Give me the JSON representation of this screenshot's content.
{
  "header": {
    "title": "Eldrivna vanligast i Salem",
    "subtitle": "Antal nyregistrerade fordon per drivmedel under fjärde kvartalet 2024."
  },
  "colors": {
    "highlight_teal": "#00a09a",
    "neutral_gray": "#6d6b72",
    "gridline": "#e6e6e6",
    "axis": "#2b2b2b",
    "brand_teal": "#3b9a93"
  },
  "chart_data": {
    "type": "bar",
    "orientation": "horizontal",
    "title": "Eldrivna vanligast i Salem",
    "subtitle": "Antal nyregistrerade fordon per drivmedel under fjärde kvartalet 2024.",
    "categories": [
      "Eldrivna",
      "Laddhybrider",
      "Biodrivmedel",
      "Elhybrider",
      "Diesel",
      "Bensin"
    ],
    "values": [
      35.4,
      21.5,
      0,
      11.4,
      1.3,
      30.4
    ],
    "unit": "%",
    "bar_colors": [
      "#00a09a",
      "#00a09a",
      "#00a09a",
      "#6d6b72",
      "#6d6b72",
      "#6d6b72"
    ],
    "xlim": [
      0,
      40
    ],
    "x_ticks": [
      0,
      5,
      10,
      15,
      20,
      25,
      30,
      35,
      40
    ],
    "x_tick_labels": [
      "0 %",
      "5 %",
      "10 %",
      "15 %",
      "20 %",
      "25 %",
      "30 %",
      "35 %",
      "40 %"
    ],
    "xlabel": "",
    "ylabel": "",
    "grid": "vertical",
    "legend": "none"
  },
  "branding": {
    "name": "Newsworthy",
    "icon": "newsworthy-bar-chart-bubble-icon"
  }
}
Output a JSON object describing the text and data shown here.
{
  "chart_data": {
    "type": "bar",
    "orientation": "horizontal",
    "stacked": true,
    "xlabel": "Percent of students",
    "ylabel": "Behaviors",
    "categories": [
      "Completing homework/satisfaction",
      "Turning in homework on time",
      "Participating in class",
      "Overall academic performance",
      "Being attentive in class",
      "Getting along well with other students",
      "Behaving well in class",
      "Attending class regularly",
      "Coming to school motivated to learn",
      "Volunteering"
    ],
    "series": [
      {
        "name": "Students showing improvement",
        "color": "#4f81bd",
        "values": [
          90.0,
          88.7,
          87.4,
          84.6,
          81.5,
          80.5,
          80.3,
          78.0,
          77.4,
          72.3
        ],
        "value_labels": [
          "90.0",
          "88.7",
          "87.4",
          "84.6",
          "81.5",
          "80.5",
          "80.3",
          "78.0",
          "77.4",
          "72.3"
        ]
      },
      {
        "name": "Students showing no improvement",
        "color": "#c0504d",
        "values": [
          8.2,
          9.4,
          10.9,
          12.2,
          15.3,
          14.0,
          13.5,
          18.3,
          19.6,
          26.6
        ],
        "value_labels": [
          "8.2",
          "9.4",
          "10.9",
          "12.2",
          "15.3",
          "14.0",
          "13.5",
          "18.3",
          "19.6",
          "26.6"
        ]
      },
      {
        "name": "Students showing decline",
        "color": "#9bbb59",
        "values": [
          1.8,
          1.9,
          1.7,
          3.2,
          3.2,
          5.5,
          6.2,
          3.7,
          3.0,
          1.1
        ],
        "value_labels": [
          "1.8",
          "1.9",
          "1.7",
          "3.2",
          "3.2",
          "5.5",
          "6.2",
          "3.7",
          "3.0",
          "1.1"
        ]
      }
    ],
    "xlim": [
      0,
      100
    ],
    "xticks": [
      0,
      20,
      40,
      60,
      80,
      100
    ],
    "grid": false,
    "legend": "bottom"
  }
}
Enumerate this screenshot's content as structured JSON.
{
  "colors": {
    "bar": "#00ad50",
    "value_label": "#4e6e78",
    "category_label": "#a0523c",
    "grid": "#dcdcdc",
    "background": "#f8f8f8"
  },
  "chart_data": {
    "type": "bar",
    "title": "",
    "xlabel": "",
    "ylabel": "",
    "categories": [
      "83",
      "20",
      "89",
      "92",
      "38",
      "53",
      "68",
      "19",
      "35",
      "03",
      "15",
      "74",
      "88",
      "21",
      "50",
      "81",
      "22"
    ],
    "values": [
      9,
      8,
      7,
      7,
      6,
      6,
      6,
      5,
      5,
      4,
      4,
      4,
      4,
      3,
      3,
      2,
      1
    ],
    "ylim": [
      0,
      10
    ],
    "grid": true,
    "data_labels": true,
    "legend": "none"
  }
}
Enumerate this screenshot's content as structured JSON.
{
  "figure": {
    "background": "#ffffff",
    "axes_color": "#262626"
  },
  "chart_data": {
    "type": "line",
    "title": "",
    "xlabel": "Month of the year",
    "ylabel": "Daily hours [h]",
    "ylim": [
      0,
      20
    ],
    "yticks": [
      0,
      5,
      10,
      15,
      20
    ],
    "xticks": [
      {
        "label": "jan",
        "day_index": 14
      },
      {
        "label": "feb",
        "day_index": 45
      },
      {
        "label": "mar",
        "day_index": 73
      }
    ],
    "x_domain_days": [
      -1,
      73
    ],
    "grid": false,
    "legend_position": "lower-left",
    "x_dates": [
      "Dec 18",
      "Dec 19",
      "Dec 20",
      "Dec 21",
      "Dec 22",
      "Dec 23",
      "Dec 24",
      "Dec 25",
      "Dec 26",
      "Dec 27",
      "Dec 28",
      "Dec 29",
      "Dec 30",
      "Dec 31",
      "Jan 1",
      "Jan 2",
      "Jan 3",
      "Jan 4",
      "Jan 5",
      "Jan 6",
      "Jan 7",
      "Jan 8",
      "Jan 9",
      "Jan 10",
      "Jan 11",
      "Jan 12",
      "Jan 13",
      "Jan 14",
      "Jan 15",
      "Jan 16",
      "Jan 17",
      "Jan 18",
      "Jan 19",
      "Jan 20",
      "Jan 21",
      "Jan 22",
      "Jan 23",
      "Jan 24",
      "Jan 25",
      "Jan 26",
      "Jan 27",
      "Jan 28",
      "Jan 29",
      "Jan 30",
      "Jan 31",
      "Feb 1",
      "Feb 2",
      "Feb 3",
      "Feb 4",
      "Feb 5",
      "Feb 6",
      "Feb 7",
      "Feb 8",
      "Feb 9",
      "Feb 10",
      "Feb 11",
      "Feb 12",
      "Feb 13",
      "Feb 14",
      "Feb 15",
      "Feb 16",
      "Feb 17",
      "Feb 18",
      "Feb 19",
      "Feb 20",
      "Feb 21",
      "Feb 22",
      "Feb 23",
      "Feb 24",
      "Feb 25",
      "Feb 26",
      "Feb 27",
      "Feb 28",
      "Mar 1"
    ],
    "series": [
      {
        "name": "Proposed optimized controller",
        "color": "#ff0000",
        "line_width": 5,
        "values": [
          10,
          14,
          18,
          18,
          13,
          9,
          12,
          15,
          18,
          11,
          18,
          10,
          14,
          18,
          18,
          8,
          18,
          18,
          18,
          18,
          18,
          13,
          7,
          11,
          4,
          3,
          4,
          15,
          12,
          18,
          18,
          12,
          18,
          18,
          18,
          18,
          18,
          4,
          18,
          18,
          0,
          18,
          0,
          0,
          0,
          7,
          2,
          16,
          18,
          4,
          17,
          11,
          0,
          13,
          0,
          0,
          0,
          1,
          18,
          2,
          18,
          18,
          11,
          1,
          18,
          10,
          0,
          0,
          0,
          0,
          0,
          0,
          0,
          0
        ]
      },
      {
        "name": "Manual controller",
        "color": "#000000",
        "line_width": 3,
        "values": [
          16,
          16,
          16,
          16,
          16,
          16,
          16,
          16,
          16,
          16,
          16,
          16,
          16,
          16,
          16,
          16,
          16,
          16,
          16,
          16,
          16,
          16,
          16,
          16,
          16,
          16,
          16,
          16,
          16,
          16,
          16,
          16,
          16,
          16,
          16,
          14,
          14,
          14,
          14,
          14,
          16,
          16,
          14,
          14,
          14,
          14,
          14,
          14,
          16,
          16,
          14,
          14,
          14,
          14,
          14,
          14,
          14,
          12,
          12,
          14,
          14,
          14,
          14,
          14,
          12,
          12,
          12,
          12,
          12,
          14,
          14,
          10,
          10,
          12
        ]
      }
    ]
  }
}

STATED EXERCISE: Some lines of the records may hold the word "homework". How many do? Answer with a number and nothing else.

RIGHT ANSWER: 2